### Requirement
Turn the material from its first line through the line containing "formula: |a₁ +", including that line, into a numbered list with any blank lines left out.

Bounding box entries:
┌──

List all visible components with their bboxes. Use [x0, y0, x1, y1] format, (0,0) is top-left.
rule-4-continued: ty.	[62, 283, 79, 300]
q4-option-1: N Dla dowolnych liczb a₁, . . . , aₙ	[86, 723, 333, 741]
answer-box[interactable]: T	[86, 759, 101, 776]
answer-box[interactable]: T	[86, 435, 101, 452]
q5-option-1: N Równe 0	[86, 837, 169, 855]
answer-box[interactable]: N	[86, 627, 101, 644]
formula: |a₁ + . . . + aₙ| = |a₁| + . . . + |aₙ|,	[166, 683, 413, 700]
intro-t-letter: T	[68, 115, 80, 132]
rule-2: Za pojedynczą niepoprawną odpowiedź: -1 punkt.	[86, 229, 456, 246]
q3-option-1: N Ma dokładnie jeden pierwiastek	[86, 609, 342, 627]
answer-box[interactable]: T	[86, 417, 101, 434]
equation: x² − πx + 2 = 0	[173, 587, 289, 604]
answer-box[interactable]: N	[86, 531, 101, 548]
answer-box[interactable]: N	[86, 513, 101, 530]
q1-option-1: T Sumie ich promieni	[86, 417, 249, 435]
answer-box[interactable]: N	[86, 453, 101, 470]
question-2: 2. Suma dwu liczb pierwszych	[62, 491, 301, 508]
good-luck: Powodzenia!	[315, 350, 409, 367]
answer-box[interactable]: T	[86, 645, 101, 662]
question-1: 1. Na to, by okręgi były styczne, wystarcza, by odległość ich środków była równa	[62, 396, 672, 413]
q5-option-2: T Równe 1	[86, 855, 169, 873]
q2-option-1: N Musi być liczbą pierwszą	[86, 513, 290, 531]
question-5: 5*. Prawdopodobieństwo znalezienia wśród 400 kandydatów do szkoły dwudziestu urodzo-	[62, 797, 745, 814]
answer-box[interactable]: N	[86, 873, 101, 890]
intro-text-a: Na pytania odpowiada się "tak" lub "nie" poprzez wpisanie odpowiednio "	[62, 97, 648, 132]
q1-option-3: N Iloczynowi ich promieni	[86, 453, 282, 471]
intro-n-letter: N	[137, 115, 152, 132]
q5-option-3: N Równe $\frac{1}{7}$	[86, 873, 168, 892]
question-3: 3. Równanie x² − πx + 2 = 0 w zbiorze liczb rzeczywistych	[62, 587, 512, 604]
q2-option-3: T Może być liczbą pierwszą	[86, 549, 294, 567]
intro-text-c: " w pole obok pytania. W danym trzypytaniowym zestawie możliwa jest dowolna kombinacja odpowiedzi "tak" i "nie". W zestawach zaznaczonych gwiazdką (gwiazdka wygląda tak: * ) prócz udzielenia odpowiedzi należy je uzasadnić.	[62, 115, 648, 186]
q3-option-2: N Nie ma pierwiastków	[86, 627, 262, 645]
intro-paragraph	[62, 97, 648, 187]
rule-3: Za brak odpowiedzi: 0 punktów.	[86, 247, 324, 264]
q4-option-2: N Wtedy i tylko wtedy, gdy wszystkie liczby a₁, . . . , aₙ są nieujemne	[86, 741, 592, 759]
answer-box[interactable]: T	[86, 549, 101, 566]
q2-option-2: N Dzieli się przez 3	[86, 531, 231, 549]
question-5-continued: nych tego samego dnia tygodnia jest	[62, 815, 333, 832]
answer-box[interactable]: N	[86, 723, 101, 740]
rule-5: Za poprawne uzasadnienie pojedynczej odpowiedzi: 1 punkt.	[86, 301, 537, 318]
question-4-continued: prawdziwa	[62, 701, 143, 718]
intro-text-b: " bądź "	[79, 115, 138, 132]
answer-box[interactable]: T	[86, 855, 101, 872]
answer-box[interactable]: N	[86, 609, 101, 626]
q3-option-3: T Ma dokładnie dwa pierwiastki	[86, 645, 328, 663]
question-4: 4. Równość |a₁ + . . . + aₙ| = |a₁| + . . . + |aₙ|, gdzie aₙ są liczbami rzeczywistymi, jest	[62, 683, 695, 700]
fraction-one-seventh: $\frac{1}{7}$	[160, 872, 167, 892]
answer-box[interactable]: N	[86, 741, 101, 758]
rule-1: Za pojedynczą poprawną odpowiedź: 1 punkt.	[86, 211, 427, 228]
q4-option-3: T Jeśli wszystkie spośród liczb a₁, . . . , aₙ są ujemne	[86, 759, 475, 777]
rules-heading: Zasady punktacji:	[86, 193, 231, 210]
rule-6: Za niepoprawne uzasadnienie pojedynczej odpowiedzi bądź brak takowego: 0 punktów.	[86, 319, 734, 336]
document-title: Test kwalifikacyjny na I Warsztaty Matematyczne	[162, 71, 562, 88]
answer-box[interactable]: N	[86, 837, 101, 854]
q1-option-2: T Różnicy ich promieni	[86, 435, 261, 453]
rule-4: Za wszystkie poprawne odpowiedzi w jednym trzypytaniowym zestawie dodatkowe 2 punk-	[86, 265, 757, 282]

└──

### Response
1. List all visible components with their bboxes. Use [x0, y0, x1, y1] format, (0,0) is top-left.
2. rule-4-continued: ty.	[62, 283, 79, 300]
3. q4-option-1: N Dla dowolnych liczb a₁, . . . , aₙ	[86, 723, 333, 741]
4. answer-box[interactable]: T	[86, 759, 101, 776]
5. answer-box[interactable]: T	[86, 435, 101, 452]
6. q5-option-1: N Równe 0	[86, 837, 169, 855]
7. answer-box[interactable]: N	[86, 627, 101, 644]
8. formula: |a₁ + . . . + aₙ| = |a₁| + . . . + |aₙ|,	[166, 683, 413, 700]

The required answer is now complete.